> _The request_: Each line in the entries below that holds the string "skill" is to be listed.

> _Dataset excerpts_:

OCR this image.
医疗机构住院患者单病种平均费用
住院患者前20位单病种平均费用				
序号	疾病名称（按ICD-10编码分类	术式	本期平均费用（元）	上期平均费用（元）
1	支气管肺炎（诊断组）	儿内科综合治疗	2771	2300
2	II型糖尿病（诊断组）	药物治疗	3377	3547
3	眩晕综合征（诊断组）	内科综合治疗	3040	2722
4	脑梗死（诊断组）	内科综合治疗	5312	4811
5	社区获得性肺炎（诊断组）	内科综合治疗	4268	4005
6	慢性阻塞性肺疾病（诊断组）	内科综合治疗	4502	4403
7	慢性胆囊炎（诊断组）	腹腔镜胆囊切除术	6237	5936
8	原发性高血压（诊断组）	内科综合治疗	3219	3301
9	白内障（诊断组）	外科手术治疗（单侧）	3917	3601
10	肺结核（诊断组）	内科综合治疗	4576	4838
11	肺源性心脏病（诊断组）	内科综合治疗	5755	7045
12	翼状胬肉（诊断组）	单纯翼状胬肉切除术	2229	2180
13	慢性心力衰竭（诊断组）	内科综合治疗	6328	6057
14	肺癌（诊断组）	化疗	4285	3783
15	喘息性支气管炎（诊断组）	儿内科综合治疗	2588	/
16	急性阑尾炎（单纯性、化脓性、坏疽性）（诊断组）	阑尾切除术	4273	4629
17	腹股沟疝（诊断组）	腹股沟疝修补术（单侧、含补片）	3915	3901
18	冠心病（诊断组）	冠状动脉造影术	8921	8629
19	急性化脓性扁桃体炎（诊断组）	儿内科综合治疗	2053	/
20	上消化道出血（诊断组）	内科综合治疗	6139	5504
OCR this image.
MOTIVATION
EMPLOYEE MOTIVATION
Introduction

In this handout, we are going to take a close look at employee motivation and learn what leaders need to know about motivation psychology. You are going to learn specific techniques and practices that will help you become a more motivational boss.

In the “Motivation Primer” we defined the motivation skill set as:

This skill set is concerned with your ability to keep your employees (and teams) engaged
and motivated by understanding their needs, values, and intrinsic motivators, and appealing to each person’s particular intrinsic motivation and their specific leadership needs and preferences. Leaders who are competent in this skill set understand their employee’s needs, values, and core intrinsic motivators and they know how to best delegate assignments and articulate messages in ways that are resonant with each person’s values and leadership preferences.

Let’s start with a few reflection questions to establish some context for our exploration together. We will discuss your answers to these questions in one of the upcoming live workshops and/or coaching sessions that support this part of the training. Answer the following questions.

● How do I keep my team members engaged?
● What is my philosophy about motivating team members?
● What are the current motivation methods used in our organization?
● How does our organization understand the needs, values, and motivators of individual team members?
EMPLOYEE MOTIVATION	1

> _Answer for the task_:
In the “Motivation Primer” we defined the motivation skill set as:
This skill set is concerned with your ability to keep your employees (and teams) engaged
and motivated by understanding their needs, values, and intrinsic motivators, and appealing to each person’s particular intrinsic motivation and their specific leadership needs and preferences. Leaders who are competent in this skill set understand their employee’s needs, values, and core intrinsic motivators and they know how to best delegate assignments and articulate messages in ways that are resonant with each person’s values and leadership preferences.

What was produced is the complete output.